> **SUPPLIED INFORMATION**
==============================

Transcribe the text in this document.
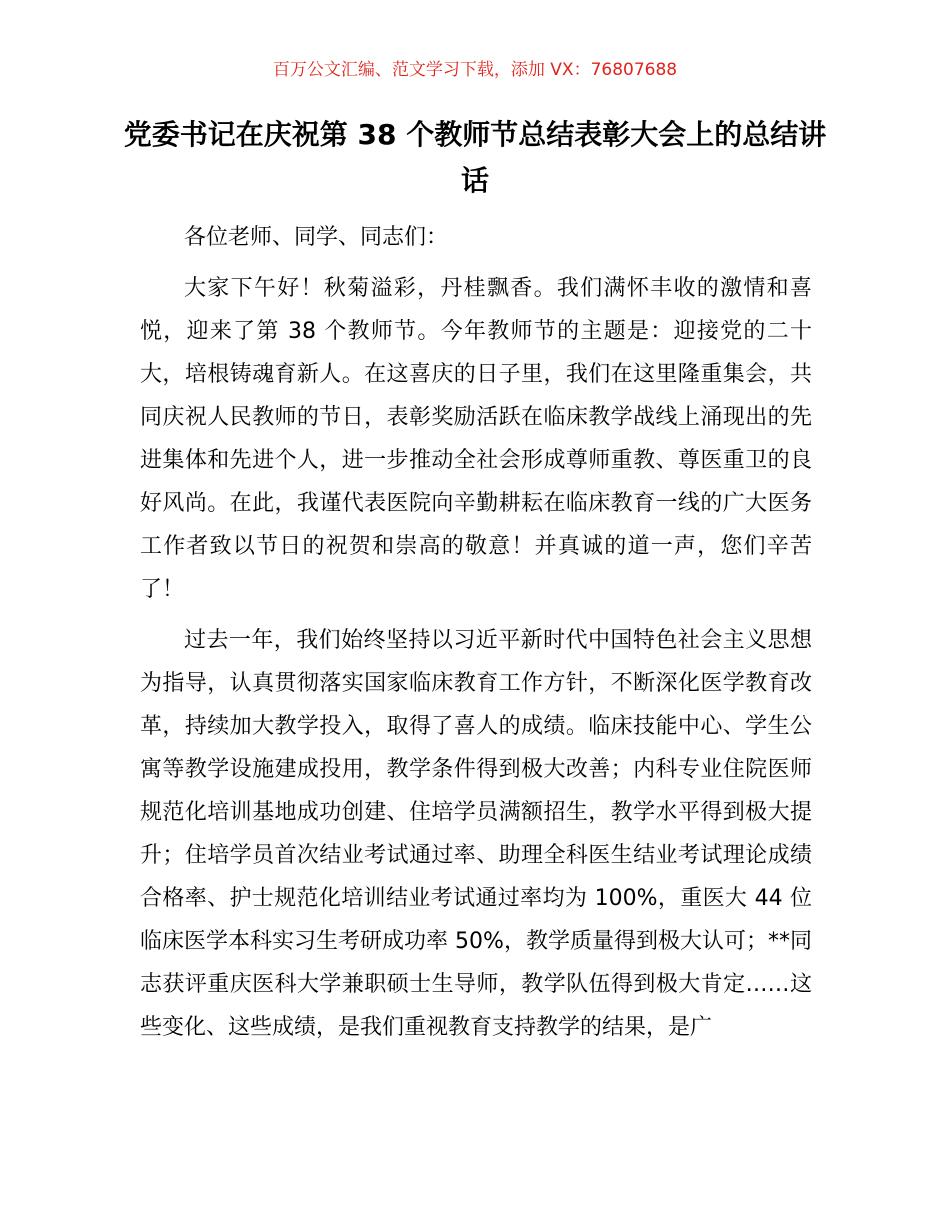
百万公文汇编、范文学习下载，添加 VX：76807688
党委书记在庆祝第 38 个教师节总结表彰大会上的总结讲话

各位老师、同学、同志们：

大家下午好！秋菊溢彩，丹桂飘香。我们满怀丰收的激情和喜悦，迎来了第 38 个教师节。今年教师节的主题是：迎接党的二十大，培根铸魂育新人。在这喜庆的日子里，我们在这里隆重集会，共同庆祝人民教师的节日，表彰奖励活跃在临床教学战线上涌现出的先进集体和先进个人，进一步推动全社会形成尊师重教、尊医重卫的良好风尚。在此，我谨代表医院向辛勤耕耘在临床教育一线的广大医务工作者致以节日的祝贺和崇高的敬意！并真诚的道一声，您们辛苦了！

过去一年，我们始终坚持以习近平新时代中国特色社会主义思想为指导，认真贯彻落实国家临床教育工作方针，不断深化医学教育改革，持续加大教学投入，取得了喜人的成绩。临床技能中心、学生公寓等教学设施建成投用，教学条件得到极大改善；内科专业住院医师规范化培训基地成功创建、住培学员满额招生，教学水平得到极大提升；住培学员首次结业考试通过率、助理全科医生结业考试理论成绩合格率、护士规范化培训结业考试通过率均为 100%，重医大 44 位临床医学本科实习生考研成功率 50%，教学质量得到极大认可；**同志获评重庆医科大学兼职硕士生导师，教学队伍得到极大肯定……这些变化、这些成绩，是我们重视教育支持教学的结果，是广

==============================

> **GIVEN INSTRUCTION**
All entries are to be retyped exactly. Omit any embedded images.

> **THE OUTPUT**
Transcribe the text in this document.
百万公文汇编、范文学习下载，添加 VX：76807688
党委书记在庆祝第 38 个教师节总结表彰大会上的总结讲话

各位老师、同学、同志们：

大家下午好！秋菊溢彩，丹桂飘香。我们满怀丰收的激情和喜悦，迎来了第 38 个教师节。今年教师节的主题是：迎接党的二十大，培根铸魂育新人。在这喜庆的日子里，我们在这里隆重集会，共同庆祝人民教师的节日，表彰奖励活跃在临床教学战线上涌现出的先进集体和先进个人，进一步推动全社会形成尊师重教、尊医重卫的良好风尚。在此，我谨代表医院向辛勤耕耘在临床教育一线的广大医务工作者致以节日的祝贺和崇高的敬意！并真诚的道一声，您们辛苦了！

过去一年，我们始终坚持以习近平新时代中国特色社会主义思想为指导，认真贯彻落实国家临床教育工作方针，不断深化医学教育改革，持续加大教学投入，取得了喜人的成绩。临床技能中心、学生公寓等教学设施建成投用，教学条件得到极大改善；内科专业住院医师规范化培训基地成功创建、住培学员满额招生，教学水平得到极大提升；住培学员首次结业考试通过率、助理全科医生结业考试理论成绩合格率、护士规范化培训结业考试通过率均为 100%，重医大 44 位临床医学本科实习生考研成功率 50%，教学质量得到极大认可；**同志获评重庆医科大学兼职硕士生导师，教学队伍得到极大肯定……这些变化、这些成绩，是我们重视教育支持教学的结果，是广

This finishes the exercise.